Only the number is wanted: how many lines contain "feel"?
START
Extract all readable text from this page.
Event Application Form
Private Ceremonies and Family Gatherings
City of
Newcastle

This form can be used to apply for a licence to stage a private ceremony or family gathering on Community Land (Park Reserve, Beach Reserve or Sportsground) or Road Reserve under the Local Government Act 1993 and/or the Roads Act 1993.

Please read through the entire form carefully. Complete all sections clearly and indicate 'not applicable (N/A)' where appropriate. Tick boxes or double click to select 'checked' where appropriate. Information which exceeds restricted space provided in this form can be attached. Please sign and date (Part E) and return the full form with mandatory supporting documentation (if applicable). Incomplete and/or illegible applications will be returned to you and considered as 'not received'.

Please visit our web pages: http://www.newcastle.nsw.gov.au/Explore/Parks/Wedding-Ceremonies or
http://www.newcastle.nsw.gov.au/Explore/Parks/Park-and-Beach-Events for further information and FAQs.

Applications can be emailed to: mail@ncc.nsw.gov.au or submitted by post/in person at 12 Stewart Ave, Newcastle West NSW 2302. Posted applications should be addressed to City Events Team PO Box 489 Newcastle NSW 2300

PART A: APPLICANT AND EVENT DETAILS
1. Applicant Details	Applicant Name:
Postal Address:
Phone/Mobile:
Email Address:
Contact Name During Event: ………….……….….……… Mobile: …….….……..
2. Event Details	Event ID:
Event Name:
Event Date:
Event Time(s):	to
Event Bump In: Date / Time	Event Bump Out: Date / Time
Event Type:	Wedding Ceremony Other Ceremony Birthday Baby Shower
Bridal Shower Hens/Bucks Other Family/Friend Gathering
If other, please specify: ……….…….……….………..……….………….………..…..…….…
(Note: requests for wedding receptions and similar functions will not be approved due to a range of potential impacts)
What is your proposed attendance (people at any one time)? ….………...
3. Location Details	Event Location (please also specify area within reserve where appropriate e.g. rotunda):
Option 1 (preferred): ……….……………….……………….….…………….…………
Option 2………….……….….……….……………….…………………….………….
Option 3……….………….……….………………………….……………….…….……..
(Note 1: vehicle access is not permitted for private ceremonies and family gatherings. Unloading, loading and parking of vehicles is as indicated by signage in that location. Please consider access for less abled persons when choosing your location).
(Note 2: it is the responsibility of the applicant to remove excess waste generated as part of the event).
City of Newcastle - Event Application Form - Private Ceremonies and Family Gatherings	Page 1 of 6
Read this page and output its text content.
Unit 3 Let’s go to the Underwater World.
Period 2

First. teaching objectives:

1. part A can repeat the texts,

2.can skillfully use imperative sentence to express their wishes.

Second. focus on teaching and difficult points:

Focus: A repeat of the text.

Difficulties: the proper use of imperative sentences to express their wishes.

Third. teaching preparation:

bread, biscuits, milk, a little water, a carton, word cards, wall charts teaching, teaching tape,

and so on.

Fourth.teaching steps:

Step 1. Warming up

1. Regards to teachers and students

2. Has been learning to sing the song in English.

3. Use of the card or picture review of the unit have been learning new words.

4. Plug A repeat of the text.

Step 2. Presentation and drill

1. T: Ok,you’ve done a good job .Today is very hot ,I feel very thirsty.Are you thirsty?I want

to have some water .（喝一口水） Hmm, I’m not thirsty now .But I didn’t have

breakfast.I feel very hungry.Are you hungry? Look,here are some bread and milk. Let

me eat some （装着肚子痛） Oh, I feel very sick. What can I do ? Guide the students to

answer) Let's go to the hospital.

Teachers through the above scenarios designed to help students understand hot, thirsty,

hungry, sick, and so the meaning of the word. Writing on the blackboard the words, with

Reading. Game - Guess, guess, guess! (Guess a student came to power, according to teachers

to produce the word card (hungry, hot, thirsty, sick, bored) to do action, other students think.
END
Expected answer: 3